▸ **Work request**
Below are the entries; state how many of their lines contain the string "cases", and nothing more.

(Document transcription data)
# # #

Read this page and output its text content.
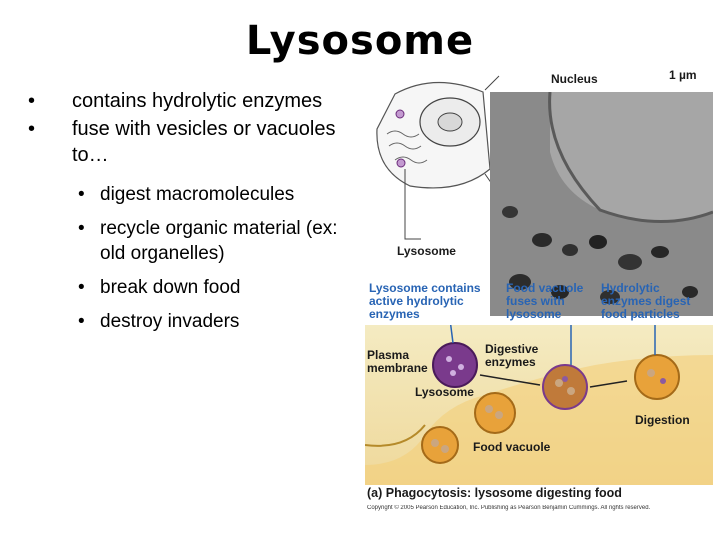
Lysosome
• contains hydrolytic enzymes
• fuse with vesicles or vacuoles to…
• digest macromolecules
• recycle organic material (ex: old organelles)
• break down food
• destroy invaders
Nucleus	1 µm
Lysosome
Lysosome contains active hydrolytic enzymes
Food vacuole fuses with lysosome
Hydrolytic enzymes digest food particles
Plasma membrane
Digestive enzymes
Lysosome
Digestion
Food vacuole
(a) Phagocytosis: lysosome digesting food
Copyright © 2005 Pearson Education, Inc. Publishing as Pearson Benjamin Cummings. All rights reserved.
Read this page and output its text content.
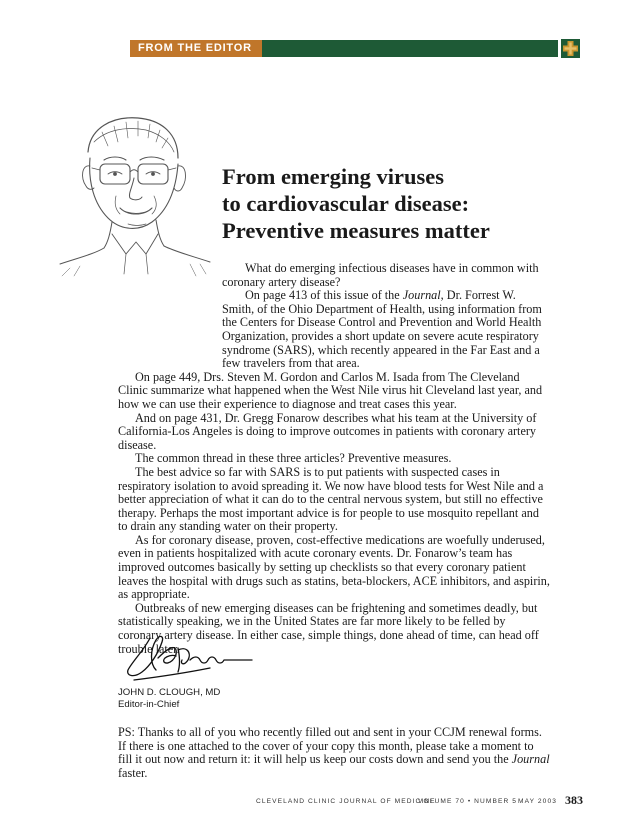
FROM THE EDITOR
From emerging viruses
to cardiovascular disease:
Preventive measures matter

What do emerging infectious diseases have in common with coronary artery disease?

On page 413 of this issue of the Journal, Dr. Forrest W. Smith, of the Ohio Department of Health, using information from the Centers for Disease Control and Prevention and World Health Organization, provides a short update on severe acute respiratory syndrome (SARS), which recently appeared in the Far East and a few travelers from that area.

On page 449, Drs. Steven M. Gordon and Carlos M. Isada from The Cleveland Clinic summarize what happened when the West Nile virus hit Cleveland last year, and how we can use their experience to diagnose and treat cases this year.

And on page 431, Dr. Gregg Fonarow describes what his team at the University of California-Los Angeles is doing to improve outcomes in patients with coronary artery disease.

The common thread in these three articles? Preventive measures.

The best advice so far with SARS is to put patients with suspected cases in respiratory isolation to avoid spreading it. We now have blood tests for West Nile and a better appreciation of what it can do to the central nervous system, but still no effective therapy. Perhaps the most important advice is for people to use mosquito repellant and to drain any standing water on their property.

As for coronary disease, proven, cost-effective medications are woefully underused, even in patients hospitalized with acute coronary events. Dr. Fonarow’s team has improved outcomes basically by setting up checklists so that every coronary patient leaves the hospital with drugs such as statins, beta-blockers, ACE inhibitors, and aspirin, as appropriate.

Outbreaks of new emerging diseases can be frightening and sometimes deadly, but statistically speaking, we in the United States are far more likely to be felled by coronary artery disease. In either case, simple things, done ahead of time, can head off trouble later.

JOHN D. CLOUGH, MD
Editor-in-Chief

PS: Thanks to all of you who recently filled out and sent in your CCJM renewal forms. If there is one attached to the cover of your copy this month, please take a moment to fill it out now and return it: it will help us keep our costs down and send you the Journal faster.

CLEVELAND CLINIC JOURNAL OF MEDICINE
VOLUME 70 • NUMBER 5 MAY 2003 383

# # #

▸ **Exercise result**
2